§ **Instruction**: Take the entries below and print all of them exactly, please.

§ **Provided material**:

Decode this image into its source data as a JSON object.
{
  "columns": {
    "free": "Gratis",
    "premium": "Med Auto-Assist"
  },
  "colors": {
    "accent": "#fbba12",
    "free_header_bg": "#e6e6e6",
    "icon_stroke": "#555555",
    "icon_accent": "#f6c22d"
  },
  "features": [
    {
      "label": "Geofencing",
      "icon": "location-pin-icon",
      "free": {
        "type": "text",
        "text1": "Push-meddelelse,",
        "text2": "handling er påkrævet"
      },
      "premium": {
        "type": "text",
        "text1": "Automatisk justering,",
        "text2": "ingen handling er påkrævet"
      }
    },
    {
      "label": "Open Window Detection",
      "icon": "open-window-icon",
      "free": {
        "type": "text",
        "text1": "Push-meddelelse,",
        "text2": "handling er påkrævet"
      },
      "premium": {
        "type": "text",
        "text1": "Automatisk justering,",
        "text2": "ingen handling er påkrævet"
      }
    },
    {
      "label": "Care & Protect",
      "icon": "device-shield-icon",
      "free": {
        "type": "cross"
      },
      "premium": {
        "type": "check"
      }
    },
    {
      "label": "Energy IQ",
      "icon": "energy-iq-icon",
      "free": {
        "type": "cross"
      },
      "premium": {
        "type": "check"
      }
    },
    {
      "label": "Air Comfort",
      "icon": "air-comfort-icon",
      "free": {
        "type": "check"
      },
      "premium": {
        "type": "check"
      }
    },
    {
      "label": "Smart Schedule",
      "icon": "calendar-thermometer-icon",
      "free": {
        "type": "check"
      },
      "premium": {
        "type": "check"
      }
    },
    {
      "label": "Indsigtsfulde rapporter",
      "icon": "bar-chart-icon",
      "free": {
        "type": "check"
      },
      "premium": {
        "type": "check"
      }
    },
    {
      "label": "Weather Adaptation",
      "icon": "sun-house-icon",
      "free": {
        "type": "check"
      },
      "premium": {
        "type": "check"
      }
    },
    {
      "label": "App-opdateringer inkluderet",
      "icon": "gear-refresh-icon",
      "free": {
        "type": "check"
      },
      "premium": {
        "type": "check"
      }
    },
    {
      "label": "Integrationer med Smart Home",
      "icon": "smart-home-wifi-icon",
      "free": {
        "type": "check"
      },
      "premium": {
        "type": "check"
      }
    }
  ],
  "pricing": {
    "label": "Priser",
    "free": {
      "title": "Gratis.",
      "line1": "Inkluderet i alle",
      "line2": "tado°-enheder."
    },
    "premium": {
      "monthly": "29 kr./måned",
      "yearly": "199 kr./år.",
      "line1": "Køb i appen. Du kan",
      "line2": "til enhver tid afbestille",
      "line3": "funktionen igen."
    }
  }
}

§ **Solution**:
Decode this image into its source data as a JSON object.
{
  "columns": {
    "free": "Gratis",
    "premium": "Med Auto-Assist"
  },
  "colors": {
    "accent": "#fbba12",
    "free_header_bg": "#e6e6e6",
    "icon_stroke": "#555555",
    "icon_accent": "#f6c22d"
  },
  "features": [
    {
      "label": "Geofencing",
      "icon": "location-pin-icon",
      "free": {
        "type": "text",
        "text1": "Push-meddelelse,",
        "text2": "handling er påkrævet"
      },
      "premium": {
        "type": "text",
        "text1": "Automatisk justering,",
        "text2": "ingen handling er påkrævet"
      }
    },
    {
      "label": "Open Window Detection",
      "icon": "open-window-icon",
      "free": {
        "type": "text",
        "text1": "Push-meddelelse,",
        "text2": "handling er påkrævet"
      },
      "premium": {
        "type": "text",
        "text1": "Automatisk justering,",
        "text2": "ingen handling er påkrævet"
      }
    },
    {
      "label": "Care & Protect",
      "icon": "device-shield-icon",
      "free": {
        "type": "cross"
      },
      "premium": {
        "type": "check"
      }
    },
    {
      "label": "Energy IQ",
      "icon": "energy-iq-icon",
      "free": {
        "type": "cross"
      },
      "premium": {
        "type": "check"
      }
    },
    {
      "label": "Air Comfort",
      "icon": "air-comfort-icon",
      "free": {
        "type": "check"
      },
      "premium": {
        "type": "check"
      }
    },
    {
      "label": "Smart Schedule",
      "icon": "calendar-thermometer-icon",
      "free": {
        "type": "check"
      },
      "premium": {
        "type": "check"
      }
    },
    {
      "label": "Indsigtsfulde rapporter",
      "icon": "bar-chart-icon",
      "free": {
        "type": "check"
      },
      "premium": {
        "type": "check"
      }
    },
    {
      "label": "Weather Adaptation",
      "icon": "sun-house-icon",
      "free": {
        "type": "check"
      },
      "premium": {
        "type": "check"
      }
    },
    {
      "label": "App-opdateringer inkluderet",
      "icon": "gear-refresh-icon",
      "free": {
        "type": "check"
      },
      "premium": {
        "type": "check"
      }
    },
    {
      "label": "Integrationer med Smart Home",
      "icon": "smart-home-wifi-icon",
      "free": {
        "type": "check"
      },
      "premium": {
        "type": "check"
      }
    }
  ],
  "pricing": {
    "label": "Priser",
    "free": {
      "title": "Gratis.",
      "line1": "Inkluderet i alle",
      "line2": "tado°-enheder."
    },
    "premium": {
      "monthly": "29 kr./måned",
      "yearly": "199 kr./år.",
      "line1": "Køb i appen. Du kan",
      "line2": "til enhver tid afbestille",
      "line3": "funktionen igen."
    }
  }
}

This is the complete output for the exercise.